_What to do:_ Show all lines of the listing that hold the word "Lacny".

_Exercise input:_
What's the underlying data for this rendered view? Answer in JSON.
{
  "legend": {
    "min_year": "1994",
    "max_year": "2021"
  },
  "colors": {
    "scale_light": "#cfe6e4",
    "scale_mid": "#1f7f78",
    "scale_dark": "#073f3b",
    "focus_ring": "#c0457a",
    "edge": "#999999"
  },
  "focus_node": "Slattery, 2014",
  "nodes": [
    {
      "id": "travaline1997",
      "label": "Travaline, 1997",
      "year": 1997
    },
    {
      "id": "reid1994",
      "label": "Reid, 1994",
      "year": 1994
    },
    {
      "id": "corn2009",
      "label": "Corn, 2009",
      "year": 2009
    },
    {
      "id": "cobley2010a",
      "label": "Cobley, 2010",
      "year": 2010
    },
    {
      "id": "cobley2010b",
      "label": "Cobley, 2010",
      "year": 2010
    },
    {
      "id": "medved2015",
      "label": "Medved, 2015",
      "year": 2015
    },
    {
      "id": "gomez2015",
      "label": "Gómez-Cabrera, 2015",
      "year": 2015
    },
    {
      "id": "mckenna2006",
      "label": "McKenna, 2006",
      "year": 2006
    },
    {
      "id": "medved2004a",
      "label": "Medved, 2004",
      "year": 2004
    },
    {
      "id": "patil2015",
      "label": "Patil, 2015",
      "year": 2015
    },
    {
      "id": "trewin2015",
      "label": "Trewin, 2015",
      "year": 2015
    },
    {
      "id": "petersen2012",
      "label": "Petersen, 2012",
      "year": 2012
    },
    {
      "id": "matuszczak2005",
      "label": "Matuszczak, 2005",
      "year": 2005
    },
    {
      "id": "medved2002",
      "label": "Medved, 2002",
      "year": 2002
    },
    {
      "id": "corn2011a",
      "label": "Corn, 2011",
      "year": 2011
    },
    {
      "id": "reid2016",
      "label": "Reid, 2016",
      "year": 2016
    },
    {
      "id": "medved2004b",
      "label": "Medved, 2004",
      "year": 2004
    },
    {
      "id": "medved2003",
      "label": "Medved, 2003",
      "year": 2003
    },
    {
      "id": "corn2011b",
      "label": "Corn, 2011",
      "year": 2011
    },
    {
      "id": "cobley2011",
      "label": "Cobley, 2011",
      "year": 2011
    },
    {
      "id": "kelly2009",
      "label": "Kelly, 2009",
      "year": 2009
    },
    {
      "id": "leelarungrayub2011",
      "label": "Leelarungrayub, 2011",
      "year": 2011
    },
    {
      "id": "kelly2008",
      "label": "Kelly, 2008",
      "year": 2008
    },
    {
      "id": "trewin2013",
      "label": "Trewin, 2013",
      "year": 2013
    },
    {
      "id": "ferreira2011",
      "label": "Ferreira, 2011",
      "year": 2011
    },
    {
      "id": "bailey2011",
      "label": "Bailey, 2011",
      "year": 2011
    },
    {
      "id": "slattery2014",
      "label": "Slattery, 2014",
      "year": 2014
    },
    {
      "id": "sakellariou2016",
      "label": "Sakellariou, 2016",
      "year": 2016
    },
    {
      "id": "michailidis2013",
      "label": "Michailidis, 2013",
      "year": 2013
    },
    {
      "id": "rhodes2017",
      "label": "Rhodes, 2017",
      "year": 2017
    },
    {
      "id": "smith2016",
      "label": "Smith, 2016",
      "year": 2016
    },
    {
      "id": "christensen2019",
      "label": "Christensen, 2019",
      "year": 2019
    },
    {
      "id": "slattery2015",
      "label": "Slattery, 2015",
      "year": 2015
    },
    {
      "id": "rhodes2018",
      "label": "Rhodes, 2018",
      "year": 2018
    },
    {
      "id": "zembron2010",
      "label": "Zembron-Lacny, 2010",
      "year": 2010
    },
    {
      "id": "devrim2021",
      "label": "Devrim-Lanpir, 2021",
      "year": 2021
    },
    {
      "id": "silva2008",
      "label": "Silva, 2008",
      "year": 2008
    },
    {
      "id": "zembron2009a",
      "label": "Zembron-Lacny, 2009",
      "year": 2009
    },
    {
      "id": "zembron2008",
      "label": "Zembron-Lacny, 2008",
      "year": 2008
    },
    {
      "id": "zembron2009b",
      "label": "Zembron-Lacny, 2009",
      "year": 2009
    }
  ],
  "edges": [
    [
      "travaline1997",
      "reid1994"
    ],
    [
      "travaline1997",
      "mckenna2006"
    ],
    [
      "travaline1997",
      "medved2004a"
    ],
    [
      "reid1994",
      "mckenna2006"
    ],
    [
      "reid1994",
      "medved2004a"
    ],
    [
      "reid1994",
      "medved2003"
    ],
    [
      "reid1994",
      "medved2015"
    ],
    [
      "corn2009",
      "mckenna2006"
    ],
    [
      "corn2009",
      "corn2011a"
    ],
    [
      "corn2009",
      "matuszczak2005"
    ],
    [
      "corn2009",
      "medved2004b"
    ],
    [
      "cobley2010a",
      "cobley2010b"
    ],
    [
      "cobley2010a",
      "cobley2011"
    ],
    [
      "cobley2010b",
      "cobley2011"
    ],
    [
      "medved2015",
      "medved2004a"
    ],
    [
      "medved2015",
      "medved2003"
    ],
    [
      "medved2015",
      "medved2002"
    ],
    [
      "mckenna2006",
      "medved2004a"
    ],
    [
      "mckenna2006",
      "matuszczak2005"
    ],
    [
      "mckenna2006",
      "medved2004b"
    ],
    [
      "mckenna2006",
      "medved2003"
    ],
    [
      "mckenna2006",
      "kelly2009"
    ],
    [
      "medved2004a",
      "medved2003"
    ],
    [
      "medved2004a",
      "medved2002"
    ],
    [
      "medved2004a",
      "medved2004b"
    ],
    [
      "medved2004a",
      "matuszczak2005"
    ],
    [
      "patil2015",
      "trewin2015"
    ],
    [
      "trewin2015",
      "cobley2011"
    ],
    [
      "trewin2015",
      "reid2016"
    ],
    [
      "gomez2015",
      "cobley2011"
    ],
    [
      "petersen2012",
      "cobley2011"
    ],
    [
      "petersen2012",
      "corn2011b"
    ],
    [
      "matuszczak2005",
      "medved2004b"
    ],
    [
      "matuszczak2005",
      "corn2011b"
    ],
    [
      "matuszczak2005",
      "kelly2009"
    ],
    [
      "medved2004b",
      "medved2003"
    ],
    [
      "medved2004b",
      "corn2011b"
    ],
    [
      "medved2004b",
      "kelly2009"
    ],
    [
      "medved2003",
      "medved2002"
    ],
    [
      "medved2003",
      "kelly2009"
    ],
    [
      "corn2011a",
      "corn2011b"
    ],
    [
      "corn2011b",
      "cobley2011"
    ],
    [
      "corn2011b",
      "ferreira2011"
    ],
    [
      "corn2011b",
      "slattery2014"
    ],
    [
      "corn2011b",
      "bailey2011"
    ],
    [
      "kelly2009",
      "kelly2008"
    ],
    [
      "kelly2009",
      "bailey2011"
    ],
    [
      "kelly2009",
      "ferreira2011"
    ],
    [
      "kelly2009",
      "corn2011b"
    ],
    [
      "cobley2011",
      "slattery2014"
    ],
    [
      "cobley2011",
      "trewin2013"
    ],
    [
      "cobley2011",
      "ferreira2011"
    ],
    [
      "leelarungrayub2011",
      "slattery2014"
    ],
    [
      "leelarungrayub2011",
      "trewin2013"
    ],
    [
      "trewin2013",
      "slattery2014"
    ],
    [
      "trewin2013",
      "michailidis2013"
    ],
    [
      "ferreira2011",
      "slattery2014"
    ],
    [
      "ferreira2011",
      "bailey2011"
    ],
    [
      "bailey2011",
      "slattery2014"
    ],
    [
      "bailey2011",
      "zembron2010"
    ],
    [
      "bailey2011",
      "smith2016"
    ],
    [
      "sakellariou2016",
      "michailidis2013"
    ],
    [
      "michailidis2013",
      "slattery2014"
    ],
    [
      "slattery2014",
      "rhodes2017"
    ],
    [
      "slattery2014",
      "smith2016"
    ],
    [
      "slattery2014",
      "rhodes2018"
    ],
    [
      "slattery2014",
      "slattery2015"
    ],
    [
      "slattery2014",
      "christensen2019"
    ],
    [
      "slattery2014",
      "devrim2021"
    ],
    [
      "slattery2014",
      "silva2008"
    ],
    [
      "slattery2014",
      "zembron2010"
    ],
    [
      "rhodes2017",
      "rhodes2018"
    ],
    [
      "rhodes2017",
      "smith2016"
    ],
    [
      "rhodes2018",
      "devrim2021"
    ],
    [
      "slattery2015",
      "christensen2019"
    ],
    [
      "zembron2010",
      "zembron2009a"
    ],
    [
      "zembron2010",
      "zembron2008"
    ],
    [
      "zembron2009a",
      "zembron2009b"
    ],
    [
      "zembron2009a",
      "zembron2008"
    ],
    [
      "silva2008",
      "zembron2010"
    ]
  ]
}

_Final result:_
      "label": "Zembron-Lacny, 2010",
      "label": "Zembron-Lacny, 2009",
      "label": "Zembron-Lacny, 2008",
      "label": "Zembron-Lacny, 2009",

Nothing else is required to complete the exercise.